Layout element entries

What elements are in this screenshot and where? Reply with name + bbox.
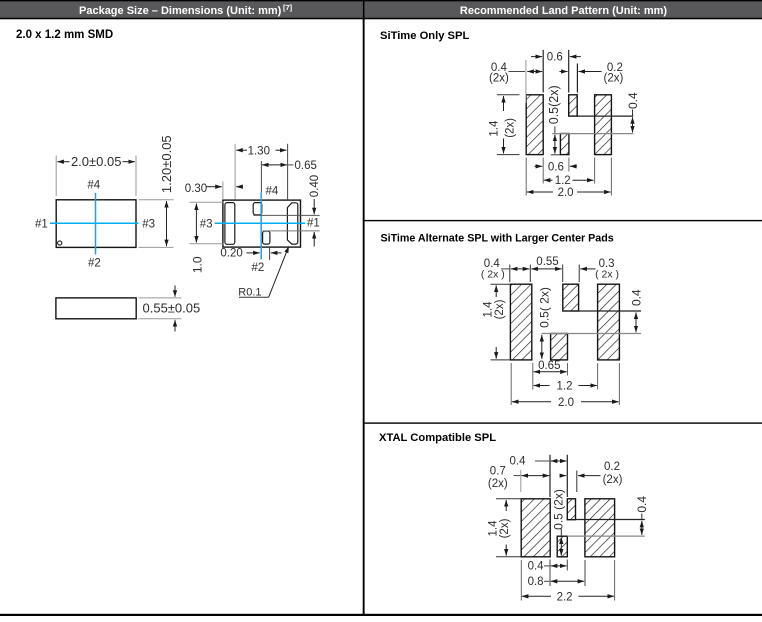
svg-text:0.5(2x): 0.5(2x)	[547, 85, 561, 124]
svg-text:(2x): (2x)	[494, 299, 506, 319]
svg-text:Package Size – Dimensions (Uni: Package Size – Dimensions (Unit: mm)	[79, 5, 282, 17]
svg-text:0.65: 0.65	[538, 360, 560, 372]
svg-text:2.2: 2.2	[557, 591, 573, 603]
svg-text:#3: #3	[142, 219, 155, 231]
svg-text:0.55±0.05: 0.55±0.05	[143, 301, 201, 316]
svg-text:(2x): (2x)	[489, 73, 509, 85]
svg-text:0.40: 0.40	[309, 175, 321, 197]
svg-text:0.5 (2x): 0.5 (2x)	[552, 489, 566, 530]
svg-text:#2: #2	[252, 262, 265, 274]
svg-text:#4: #4	[266, 186, 279, 198]
svg-text:#2: #2	[88, 258, 101, 270]
svg-text:1.30: 1.30	[248, 145, 270, 157]
svg-text:#4: #4	[87, 180, 100, 192]
svg-text:Recommended Land Pattern (Unit: Recommended Land Pattern (Unit: mm)	[460, 5, 668, 17]
svg-text:0.6: 0.6	[547, 52, 563, 64]
svg-text:0.55: 0.55	[536, 256, 558, 268]
svg-text:0.4: 0.4	[510, 456, 527, 468]
svg-text:1.0: 1.0	[191, 256, 205, 273]
svg-text:0.4: 0.4	[635, 496, 649, 513]
svg-text:2.0: 2.0	[558, 187, 574, 199]
svg-text:( 2x ): ( 2x )	[481, 269, 505, 281]
svg-text:0.65: 0.65	[295, 160, 317, 172]
svg-text:#3: #3	[200, 219, 213, 231]
svg-text:R0.1: R0.1	[238, 286, 261, 298]
svg-text:( 2x ): ( 2x )	[595, 269, 619, 281]
svg-text:1.2: 1.2	[555, 175, 571, 187]
svg-text:(2x): (2x)	[603, 73, 623, 85]
svg-text:0.2: 0.2	[604, 461, 620, 473]
svg-text:1.4: 1.4	[488, 520, 500, 537]
svg-text:0.30: 0.30	[185, 183, 207, 195]
svg-text:2.0±0.05: 2.0±0.05	[71, 154, 122, 169]
svg-text:1.20±0.05: 1.20±0.05	[159, 135, 174, 193]
svg-text:SiTime Alternate SPL with Larg: SiTime Alternate SPL with Larger Center …	[381, 233, 614, 245]
svg-text:(2x): (2x)	[603, 474, 623, 486]
svg-text:XTAL Compatible SPL: XTAL Compatible SPL	[379, 432, 496, 444]
svg-text:0.6: 0.6	[548, 161, 564, 173]
svg-text:1.4: 1.4	[483, 301, 495, 318]
svg-text:[7]: [7]	[283, 3, 293, 12]
svg-text:(2x): (2x)	[499, 518, 511, 538]
svg-text:0.7: 0.7	[490, 465, 506, 477]
svg-text:1.4: 1.4	[488, 120, 500, 137]
svg-text:2.0: 2.0	[558, 397, 574, 409]
svg-text:2.0 x 1.2 mm SMD: 2.0 x 1.2 mm SMD	[16, 29, 113, 41]
svg-text:0.4: 0.4	[528, 561, 545, 573]
svg-text:(2x): (2x)	[488, 478, 508, 490]
svg-text:0.4: 0.4	[626, 92, 640, 109]
svg-text:#1: #1	[35, 219, 48, 231]
svg-text:0.4: 0.4	[630, 289, 644, 306]
svg-text:#1: #1	[307, 217, 320, 229]
svg-text:(2x): (2x)	[505, 118, 517, 138]
svg-text:0.20: 0.20	[220, 247, 242, 259]
svg-text:0.5( 2x): 0.5( 2x)	[537, 287, 551, 328]
svg-text:1.2: 1.2	[557, 381, 573, 393]
svg-text:0.8: 0.8	[528, 576, 544, 588]
svg-text:SiTime Only SPL: SiTime Only SPL	[380, 30, 469, 42]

*Work to do*
Could you turn the material into a Markdown table with a Number column for the row number and a Record line column for each line, skipping any blank lines and leaving the pictures out?

*Result of this task*
| Number | Record line |
|---|---|
| 1 | What elements are in this screenshot and where? Reply with name + bbox. |
| 2 | svg-text:0.5(2x): 0.5(2x)	[547, 85, 561, 124] |
| 3 | svg-text:(2x): (2x)	[494, 299, 506, 319] |
| 4 | svg-text:Package Size – Dimensions (Uni: Package Size – Dimensions (Unit: mm)	[79, 5, 282, 17] |
| 5 | svg-text:0.65: 0.65	[538, 360, 560, 372] |
| 6 | svg-text:2.2: 2.2	[557, 591, 573, 603] |
| 7 | svg-text:#3: #3	[142, 219, 155, 231] |
| 8 | svg-text:0.55±0.05: 0.55±0.05	[143, 301, 201, 316] |
| 9 | svg-text:(2x): (2x)	[489, 73, 509, 85] |
| 10 | svg-text:0.40: 0.40	[309, 175, 321, 197] |
| 11 | svg-text:0.5 (2x): 0.5 (2x)	[552, 489, 566, 530] |
| 12 | svg-text:#2: #2	[252, 262, 265, 274] |
| 13 | svg-text:#4: #4	[266, 186, 279, 198] |
| 14 | svg-text:#2: #2	[88, 258, 101, 270] |
| 15 | svg-text:1.30: 1.30	[248, 145, 270, 157] |
| 16 | svg-text:#4: #4	[87, 180, 100, 192] |
| 17 | svg-text:Recommended Land Pattern (Unit: Recommended Land Pattern (Unit: mm)	[460, 5, 668, 17] |
| 18 | svg-text:0.6: 0.6	[547, 52, 563, 64] |
| 19 | svg-text:0.55: 0.55	[536, 256, 558, 268] |
| 20 | svg-text:0.4: 0.4	[510, 456, 527, 468] |
| 21 | svg-text:1.0: 1.0	[191, 256, 205, 273] |
| 22 | svg-text:0.4: 0.4	[635, 496, 649, 513] |
| 23 | svg-text:2.0: 2.0	[558, 187, 574, 199] |
| 24 | svg-text:( 2x ): ( 2x )	[481, 269, 505, 281] |
| 25 | svg-text:0.65: 0.65	[295, 160, 317, 172] |
| 26 | svg-text:#3: #3	[200, 219, 213, 231] |
| 27 | svg-text:R0.1: R0.1	[238, 286, 261, 298] |
| 28 | svg-text:( 2x ): ( 2x )	[595, 269, 619, 281] |
| 29 | svg-text:1.2: 1.2	[555, 175, 571, 187] |
| 30 | svg-text:(2x): (2x)	[603, 73, 623, 85] |
| 31 | svg-text:0.2: 0.2	[604, 461, 620, 473] |
| 32 | svg-text:1.4: 1.4	[488, 520, 500, 537] |
| 33 | svg-text:0.30: 0.30	[185, 183, 207, 195] |
| 34 | svg-text:2.0±0.05: 2.0±0.05	[71, 154, 122, 169] |
| 35 | svg-text:1.20±0.05: 1.20±0.05	[159, 135, 174, 193] |
| 36 | svg-text:SiTime Alternate SPL with Larg: SiTime Alternate SPL with Larger Center …	[381, 233, 614, 245] |
| 37 | svg-text:(2x): (2x)	[603, 474, 623, 486] |
| 38 | svg-text:XTAL Compatible SPL: XTAL Compatible SPL	[379, 432, 496, 444] |
| 39 | svg-text:0.6: 0.6	[548, 161, 564, 173] |
| 40 | svg-text:1.4: 1.4	[483, 301, 495, 318] |
| 41 | svg-text:[7]: [7]	[283, 3, 293, 12] |
| 42 | svg-text:(2x): (2x)	[499, 518, 511, 538] |
| 43 | svg-text:0.7: 0.7	[490, 465, 506, 477] |
| 44 | svg-text:1.4: 1.4	[488, 120, 500, 137] |
| 45 | svg-text:2.0: 2.0	[558, 397, 574, 409] |
| 46 | svg-text:2.0 x 1.2 mm SMD: 2.0 x 1.2 mm SMD	[16, 29, 113, 41] |
| 47 | svg-text:0.4: 0.4	[528, 561, 545, 573] |
| 48 | svg-text:(2x): (2x)	[488, 478, 508, 490] |
| 49 | svg-text:0.4: 0.4	[626, 92, 640, 109] |
| 50 | svg-text:#1: #1	[35, 219, 48, 231] |
| 51 | svg-text:0.4: 0.4	[630, 289, 644, 306] |
| 52 | svg-text:#1: #1	[307, 217, 320, 229] |
| 53 | svg-text:(2x): (2x)	[505, 118, 517, 138] |
| 54 | svg-text:0.20: 0.20	[220, 247, 242, 259] |
| 55 | svg-text:0.5( 2x): 0.5( 2x)	[537, 287, 551, 328] |
| 56 | svg-text:1.2: 1.2	[557, 381, 573, 393] |
| 57 | svg-text:0.8: 0.8	[528, 576, 544, 588] |
| 58 | svg-text:SiTime Only SPL: SiTime Only SPL	[380, 30, 469, 42] |